__What you are asked to do__:
Lines that hold the word "Ctrl" should be located and copied.

......

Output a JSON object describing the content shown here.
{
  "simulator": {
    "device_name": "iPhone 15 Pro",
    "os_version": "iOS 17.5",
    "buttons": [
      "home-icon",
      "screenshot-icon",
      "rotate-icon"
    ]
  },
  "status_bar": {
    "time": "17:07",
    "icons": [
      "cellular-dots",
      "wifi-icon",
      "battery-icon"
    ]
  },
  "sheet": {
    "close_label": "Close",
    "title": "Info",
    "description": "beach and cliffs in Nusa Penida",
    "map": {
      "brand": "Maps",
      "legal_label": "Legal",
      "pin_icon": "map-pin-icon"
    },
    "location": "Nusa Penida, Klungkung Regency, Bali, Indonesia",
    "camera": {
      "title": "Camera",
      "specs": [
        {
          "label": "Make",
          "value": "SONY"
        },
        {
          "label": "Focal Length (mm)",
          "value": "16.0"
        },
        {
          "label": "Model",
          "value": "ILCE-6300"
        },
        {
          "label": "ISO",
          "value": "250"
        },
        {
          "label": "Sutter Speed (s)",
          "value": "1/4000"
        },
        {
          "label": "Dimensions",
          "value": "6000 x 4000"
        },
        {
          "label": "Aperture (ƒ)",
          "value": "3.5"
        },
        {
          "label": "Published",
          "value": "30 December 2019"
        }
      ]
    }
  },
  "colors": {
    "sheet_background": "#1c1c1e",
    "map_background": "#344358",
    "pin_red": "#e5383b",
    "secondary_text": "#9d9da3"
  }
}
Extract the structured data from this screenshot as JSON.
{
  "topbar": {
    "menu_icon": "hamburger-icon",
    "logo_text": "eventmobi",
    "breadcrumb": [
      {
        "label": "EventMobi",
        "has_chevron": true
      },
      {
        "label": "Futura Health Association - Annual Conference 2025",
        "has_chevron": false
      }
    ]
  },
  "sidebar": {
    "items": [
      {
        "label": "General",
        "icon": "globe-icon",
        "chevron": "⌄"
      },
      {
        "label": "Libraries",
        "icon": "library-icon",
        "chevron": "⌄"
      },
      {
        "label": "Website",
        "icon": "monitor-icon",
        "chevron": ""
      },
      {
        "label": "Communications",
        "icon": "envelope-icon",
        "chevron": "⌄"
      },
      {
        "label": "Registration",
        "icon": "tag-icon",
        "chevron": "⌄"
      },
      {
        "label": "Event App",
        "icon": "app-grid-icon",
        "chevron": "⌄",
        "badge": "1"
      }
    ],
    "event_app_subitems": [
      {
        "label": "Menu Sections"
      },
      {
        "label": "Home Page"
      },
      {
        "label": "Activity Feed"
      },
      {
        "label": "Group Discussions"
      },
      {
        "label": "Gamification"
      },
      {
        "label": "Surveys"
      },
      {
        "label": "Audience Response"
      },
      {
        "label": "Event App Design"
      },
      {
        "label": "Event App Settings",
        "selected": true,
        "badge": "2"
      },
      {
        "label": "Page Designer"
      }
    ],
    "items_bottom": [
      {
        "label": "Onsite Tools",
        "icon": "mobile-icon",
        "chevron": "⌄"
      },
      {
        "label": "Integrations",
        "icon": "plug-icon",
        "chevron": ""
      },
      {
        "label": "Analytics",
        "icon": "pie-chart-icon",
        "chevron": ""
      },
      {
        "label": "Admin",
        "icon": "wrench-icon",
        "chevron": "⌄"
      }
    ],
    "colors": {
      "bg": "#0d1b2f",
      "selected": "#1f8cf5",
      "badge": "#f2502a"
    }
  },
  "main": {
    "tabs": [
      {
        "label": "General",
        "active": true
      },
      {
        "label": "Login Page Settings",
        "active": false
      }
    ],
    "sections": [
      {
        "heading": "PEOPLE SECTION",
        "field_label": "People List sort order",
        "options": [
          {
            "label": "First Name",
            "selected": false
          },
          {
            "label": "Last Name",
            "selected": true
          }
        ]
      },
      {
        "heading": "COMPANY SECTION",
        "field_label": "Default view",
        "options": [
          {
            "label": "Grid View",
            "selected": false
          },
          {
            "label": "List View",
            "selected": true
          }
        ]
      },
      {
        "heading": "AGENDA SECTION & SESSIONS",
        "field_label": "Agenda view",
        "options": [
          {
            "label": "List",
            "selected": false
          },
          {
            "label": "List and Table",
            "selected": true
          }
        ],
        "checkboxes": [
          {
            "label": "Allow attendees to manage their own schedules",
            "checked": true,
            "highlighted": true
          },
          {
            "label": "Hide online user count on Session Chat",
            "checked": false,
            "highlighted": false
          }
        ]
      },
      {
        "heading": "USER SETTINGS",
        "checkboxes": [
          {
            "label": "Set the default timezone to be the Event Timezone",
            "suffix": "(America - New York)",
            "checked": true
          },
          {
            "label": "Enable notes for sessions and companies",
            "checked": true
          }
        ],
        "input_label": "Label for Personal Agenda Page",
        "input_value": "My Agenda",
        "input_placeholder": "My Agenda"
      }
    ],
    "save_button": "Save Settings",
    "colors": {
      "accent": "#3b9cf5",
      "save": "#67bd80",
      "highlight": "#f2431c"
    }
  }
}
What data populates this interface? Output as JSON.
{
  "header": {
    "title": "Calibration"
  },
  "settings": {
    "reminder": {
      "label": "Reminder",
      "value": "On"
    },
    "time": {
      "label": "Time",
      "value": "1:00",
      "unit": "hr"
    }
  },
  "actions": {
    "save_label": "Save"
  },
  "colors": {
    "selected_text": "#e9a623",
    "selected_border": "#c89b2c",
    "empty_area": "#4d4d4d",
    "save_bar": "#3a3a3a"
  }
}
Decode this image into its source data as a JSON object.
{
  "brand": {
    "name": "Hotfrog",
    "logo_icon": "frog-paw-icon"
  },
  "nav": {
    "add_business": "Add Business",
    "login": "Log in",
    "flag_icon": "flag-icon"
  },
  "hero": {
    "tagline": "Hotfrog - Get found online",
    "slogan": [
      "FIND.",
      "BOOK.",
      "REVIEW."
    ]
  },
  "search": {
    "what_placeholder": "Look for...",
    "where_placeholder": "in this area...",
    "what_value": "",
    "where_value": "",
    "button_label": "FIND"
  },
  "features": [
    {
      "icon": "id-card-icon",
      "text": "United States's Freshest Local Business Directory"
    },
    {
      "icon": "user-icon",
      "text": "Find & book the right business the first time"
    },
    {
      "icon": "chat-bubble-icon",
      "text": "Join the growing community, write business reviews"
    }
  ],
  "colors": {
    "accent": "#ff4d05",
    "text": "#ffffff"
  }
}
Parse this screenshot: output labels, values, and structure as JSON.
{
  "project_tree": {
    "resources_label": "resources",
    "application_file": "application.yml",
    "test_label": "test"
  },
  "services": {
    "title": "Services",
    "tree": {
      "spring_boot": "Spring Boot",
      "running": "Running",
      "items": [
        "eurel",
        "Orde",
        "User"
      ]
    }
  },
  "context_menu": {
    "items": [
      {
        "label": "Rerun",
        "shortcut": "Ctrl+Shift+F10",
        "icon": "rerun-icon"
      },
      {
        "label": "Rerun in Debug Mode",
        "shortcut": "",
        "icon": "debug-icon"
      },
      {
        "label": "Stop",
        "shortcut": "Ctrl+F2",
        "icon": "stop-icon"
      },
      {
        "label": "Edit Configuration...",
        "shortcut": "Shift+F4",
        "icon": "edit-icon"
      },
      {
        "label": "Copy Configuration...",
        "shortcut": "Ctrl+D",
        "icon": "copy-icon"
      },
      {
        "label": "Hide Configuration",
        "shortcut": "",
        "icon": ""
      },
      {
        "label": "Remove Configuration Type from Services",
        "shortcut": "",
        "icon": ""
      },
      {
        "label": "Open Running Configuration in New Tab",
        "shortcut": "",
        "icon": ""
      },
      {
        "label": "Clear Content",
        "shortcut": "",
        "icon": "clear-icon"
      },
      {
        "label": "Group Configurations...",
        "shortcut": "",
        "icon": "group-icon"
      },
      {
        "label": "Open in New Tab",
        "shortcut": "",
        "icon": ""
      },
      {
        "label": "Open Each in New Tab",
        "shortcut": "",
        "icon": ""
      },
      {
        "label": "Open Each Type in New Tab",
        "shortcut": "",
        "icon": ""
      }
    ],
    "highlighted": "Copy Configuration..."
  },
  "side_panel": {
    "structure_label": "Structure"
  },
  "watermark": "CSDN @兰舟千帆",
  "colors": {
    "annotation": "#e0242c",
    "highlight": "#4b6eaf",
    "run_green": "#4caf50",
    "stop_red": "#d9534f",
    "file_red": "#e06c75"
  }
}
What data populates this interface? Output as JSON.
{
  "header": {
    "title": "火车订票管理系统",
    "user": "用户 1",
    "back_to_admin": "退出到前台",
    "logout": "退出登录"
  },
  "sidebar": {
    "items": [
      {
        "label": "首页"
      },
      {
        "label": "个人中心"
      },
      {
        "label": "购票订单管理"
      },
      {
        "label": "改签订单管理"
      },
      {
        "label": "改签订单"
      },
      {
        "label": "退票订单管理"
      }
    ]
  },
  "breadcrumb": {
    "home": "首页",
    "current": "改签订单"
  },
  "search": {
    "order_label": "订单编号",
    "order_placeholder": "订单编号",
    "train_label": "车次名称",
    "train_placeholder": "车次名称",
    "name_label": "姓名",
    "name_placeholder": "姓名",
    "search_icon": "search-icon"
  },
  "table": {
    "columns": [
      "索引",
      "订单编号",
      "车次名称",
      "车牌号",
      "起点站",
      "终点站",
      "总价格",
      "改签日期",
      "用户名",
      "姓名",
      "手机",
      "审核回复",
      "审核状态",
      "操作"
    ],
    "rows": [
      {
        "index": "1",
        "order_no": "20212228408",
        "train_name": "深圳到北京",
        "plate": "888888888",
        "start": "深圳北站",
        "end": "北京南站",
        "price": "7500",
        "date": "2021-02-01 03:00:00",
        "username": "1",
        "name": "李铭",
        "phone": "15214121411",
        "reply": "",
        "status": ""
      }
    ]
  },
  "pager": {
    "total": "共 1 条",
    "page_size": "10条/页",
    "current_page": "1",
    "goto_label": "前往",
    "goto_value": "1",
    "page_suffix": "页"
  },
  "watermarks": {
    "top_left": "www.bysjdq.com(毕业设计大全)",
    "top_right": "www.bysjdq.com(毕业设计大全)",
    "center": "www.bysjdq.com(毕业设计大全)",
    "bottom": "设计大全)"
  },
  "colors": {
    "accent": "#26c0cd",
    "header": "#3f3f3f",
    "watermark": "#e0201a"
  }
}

......

__Output for this task__:
        "shortcut": "Ctrl+Shift+F10",
        "shortcut": "Ctrl+F2",
        "shortcut": "Ctrl+D",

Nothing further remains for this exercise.